> AIM OF THE EXERCISE
Look through the records below, and copy out every line that holds the string "پڑھانے".

> DATA FOR THIS TASK
»»

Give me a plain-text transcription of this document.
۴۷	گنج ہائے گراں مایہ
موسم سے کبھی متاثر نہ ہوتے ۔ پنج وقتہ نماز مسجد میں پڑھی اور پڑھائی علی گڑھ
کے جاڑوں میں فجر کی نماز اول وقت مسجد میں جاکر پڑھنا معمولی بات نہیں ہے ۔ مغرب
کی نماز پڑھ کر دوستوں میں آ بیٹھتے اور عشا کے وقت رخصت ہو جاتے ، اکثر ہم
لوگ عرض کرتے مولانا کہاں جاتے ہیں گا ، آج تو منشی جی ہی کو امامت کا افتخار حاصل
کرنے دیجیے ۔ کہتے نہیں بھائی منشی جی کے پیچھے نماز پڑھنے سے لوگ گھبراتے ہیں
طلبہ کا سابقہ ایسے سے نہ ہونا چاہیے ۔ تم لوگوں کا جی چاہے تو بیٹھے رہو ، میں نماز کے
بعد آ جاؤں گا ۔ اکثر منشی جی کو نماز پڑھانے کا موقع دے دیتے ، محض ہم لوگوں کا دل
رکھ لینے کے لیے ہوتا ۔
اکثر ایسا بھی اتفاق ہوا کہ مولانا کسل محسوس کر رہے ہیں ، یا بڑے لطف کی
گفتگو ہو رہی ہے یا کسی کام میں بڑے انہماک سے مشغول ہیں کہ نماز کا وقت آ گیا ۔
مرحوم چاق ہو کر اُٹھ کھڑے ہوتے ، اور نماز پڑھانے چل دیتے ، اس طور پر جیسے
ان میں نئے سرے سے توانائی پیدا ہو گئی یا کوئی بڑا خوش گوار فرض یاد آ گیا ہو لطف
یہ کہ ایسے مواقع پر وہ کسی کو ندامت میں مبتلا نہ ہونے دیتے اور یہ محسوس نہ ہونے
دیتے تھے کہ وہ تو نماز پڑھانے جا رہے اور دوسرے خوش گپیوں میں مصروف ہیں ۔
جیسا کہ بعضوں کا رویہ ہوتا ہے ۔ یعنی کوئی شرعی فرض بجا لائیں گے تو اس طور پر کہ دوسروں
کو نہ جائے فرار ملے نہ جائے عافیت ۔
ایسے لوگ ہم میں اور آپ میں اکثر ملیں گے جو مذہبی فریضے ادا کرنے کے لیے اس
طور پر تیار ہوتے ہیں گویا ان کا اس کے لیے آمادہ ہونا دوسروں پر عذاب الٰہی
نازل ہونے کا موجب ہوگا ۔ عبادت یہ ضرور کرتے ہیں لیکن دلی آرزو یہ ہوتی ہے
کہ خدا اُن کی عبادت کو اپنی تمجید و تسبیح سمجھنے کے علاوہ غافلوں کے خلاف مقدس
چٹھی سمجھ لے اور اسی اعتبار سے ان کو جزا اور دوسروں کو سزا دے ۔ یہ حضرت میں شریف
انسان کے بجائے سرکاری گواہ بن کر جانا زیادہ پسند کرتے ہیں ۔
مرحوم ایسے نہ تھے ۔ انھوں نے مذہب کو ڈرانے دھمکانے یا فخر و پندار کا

««

> RESPONSE FOR THIS EXERCISE
بعد آ جاؤں گا ۔ اکثر منشی جی کو نماز پڑھانے کا موقع دے دیتے ، محض ہم لوگوں کا دل
مرحوم چاق ہو کر اُٹھ کھڑے ہوتے ، اور نماز پڑھانے چل دیتے ، اس طور پر جیسے
دیتے تھے کہ وہ تو نماز پڑھانے جا رہے اور دوسرے خوش گپیوں میں مصروف ہیں ۔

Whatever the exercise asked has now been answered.